:: Le tue istruzioni ::
Puoi trascrivere parola per parola la parte del testo sul volontariato e la fotografia sociale che parte da "SOCIAL PHOTO" e termina con "giorno di più."?

:: Estratto del testo ::

SOCIAL PHOTO
Il volontariato non è mai stato un semplice tassello della mia vita, ma il cuore pulsante che ne orienta il senso. Da diversi anni, ho l’onore di prestare il mio servizio presso l’AGPD, al fianco di persone con sindrome di Down, in un percorso che mi arricchisce ogni giorno di più.
Il mio modo di contribuire è profondamente legato alla mia passione: mi occupo di documentare la vita dell’associazione, catturando l'essenza degli eventi e l'autenticità delle persone attraverso l'obiettivo. Grazie alla fotografia sociale, ho scoperto un linguaggio universale che mi ha permesso di entrare in contatto con altre realtà straordinarie, unite dallo scopo comune di sostenere chi si impegna per il bene degli altri. L’emozione più grande, però, l’ho vissuta di recente. Ho avuto il privilegio di tenere un laboratorio di fotografia proprio all'interno dell’associazione: insegnare ai ragazzi le tecniche di base non è stato solo un atto didattico, ma un viaggio condiviso. Vedere il mondo trasformarsi attraverso i loro occhi e la loro sensibilità è stata un’esperienza senza precedenti, che mi ha confermato come la bellezza risieda sempre nello sguardo di chi sa osservare con il cuore.

:: Informazioni ::
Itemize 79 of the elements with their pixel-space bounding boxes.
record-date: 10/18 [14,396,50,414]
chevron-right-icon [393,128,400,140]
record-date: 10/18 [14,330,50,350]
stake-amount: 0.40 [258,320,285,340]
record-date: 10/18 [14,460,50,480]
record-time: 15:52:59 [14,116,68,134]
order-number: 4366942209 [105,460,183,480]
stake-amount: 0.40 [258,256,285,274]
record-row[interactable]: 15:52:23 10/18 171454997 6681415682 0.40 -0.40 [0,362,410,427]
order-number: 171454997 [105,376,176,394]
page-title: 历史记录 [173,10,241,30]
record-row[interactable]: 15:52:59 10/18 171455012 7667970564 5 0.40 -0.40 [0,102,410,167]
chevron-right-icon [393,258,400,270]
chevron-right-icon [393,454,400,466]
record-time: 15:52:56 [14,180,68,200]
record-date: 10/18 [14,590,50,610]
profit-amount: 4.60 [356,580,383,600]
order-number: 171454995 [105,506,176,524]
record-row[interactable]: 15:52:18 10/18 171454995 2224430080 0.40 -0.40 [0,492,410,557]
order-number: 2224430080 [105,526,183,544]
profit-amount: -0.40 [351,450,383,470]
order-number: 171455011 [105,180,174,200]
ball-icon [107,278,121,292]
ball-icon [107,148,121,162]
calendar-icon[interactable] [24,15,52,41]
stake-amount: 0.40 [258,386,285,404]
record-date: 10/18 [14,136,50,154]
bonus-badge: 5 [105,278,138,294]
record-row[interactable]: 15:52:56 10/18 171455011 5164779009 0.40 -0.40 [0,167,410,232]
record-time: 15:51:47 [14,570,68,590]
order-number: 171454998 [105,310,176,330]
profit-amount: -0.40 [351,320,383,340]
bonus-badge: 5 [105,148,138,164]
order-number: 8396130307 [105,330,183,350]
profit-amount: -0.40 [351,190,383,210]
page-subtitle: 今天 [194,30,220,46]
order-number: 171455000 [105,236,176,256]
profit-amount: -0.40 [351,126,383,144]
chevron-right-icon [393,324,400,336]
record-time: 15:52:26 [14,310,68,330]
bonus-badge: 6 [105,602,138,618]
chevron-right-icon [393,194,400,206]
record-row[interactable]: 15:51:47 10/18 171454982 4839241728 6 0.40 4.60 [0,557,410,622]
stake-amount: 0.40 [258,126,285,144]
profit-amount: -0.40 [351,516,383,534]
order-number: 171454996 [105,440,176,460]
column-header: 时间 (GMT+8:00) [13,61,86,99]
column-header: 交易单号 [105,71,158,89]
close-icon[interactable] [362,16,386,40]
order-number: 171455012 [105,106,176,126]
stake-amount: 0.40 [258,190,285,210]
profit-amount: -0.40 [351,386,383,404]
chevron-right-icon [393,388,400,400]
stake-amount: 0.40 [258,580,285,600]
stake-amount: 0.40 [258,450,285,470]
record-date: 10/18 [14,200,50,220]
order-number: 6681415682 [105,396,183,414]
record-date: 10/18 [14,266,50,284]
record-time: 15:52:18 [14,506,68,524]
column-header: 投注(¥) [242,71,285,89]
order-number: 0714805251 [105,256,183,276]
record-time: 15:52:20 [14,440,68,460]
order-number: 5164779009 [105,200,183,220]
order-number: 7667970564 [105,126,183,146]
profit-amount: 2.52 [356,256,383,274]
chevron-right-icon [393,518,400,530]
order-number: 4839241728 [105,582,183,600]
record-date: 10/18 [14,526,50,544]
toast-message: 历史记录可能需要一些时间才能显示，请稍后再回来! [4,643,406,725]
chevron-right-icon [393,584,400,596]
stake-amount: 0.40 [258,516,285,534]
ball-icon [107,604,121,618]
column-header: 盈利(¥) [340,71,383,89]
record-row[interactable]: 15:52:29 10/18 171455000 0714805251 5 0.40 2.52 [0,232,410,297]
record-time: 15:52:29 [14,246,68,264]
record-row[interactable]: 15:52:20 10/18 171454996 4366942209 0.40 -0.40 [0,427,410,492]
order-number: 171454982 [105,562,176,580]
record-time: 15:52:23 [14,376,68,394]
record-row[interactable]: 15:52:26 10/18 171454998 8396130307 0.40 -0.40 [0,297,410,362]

:: Risposta al problema ::
SOCIAL PHOTO
Il volontariato non è mai stato un semplice tassello della mia vita, ma il cuore pulsante che ne orienta il senso. Da diversi anni, ho l’onore di prestare il mio servizio presso l’AGPD, al fianco di persone con sindrome di Down, in un percorso che mi arricchisce ogni giorno di più.